Look through the data below and return each line where "marker" appears.

> _Dataset excerpts_
+++

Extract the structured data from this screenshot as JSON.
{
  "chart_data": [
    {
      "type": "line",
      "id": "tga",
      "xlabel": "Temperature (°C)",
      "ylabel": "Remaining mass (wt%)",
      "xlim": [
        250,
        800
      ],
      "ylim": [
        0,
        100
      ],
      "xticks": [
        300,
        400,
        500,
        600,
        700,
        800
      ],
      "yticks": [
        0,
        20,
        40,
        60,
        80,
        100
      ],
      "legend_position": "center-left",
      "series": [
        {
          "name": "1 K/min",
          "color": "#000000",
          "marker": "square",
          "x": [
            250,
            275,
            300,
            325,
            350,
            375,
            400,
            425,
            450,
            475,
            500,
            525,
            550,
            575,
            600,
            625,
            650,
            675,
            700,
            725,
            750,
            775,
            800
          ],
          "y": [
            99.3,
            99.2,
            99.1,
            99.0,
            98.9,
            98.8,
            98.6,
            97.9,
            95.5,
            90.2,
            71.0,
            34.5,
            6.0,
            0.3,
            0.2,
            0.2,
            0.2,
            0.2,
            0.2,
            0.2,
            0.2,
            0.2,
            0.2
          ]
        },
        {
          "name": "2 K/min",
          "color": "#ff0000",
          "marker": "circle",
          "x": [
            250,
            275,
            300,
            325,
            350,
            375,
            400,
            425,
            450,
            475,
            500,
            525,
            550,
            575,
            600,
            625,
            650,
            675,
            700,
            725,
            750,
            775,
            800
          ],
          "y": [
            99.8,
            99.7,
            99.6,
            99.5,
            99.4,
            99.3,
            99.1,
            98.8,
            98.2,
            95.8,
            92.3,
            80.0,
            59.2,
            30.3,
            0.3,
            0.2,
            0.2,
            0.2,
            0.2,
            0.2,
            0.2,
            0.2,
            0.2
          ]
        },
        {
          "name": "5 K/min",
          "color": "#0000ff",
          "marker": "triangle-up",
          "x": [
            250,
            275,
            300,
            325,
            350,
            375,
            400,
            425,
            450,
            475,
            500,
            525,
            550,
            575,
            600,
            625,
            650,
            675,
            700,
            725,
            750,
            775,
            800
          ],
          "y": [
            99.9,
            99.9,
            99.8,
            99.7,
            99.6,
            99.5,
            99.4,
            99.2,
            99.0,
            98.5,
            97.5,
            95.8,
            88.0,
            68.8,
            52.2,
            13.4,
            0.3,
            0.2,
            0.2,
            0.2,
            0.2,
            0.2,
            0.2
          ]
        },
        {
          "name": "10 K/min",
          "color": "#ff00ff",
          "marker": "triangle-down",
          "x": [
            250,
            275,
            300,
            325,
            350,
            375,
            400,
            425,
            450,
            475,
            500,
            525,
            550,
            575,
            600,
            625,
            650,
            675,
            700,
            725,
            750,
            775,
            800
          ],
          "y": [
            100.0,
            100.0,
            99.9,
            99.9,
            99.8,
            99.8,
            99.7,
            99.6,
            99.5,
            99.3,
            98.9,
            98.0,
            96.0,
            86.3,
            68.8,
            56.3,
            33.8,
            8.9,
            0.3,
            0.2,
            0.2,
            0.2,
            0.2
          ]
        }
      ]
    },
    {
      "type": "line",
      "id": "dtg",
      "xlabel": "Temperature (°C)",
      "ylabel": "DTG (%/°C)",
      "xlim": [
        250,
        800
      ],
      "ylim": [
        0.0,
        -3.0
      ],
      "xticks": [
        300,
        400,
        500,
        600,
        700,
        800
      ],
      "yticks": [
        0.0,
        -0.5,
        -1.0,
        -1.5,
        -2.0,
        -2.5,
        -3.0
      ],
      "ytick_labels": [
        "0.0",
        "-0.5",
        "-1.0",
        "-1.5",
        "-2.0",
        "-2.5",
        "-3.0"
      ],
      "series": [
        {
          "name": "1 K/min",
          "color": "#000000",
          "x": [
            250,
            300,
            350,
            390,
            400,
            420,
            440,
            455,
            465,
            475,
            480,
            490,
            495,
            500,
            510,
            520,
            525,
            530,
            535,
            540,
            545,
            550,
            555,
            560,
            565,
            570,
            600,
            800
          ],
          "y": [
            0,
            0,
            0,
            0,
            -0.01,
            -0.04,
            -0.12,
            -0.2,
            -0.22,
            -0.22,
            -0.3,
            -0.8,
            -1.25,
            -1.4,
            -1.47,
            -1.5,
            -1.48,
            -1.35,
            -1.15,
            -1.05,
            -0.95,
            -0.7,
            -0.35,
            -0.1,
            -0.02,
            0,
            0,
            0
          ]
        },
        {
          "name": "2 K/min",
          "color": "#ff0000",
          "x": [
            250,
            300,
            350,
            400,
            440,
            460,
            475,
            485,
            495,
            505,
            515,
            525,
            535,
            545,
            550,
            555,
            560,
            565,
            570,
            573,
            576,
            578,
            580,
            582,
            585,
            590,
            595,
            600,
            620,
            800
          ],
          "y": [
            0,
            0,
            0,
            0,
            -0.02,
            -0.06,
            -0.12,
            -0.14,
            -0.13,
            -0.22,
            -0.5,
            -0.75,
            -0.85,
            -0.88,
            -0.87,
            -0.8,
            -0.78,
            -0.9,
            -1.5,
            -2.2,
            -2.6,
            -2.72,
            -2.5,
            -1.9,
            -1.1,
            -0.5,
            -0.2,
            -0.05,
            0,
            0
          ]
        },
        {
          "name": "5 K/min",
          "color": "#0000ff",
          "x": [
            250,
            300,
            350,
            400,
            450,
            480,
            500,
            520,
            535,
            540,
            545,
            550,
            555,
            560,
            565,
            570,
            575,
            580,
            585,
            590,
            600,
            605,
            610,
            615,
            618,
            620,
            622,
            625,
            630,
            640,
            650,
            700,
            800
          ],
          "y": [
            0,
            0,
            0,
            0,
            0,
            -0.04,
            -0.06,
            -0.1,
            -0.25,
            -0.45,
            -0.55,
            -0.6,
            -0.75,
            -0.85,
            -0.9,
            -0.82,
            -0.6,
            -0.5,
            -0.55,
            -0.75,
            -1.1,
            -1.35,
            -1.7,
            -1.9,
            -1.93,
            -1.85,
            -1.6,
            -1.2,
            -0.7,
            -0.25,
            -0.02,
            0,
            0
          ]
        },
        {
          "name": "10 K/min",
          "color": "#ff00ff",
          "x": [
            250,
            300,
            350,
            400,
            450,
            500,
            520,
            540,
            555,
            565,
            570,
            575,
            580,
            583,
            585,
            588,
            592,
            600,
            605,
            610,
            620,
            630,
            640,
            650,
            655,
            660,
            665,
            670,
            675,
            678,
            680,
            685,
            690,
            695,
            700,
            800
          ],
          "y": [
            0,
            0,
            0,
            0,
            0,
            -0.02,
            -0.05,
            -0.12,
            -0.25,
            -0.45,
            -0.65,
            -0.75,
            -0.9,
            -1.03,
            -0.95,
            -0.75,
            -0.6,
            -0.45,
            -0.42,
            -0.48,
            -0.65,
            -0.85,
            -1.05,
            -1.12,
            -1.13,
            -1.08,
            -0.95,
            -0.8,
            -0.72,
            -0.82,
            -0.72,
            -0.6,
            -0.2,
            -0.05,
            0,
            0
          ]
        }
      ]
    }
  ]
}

+++

> _Reply to the task_
          "marker": "square",
          "marker": "circle",
          "marker": "triangle-up",
          "marker": "triangle-down",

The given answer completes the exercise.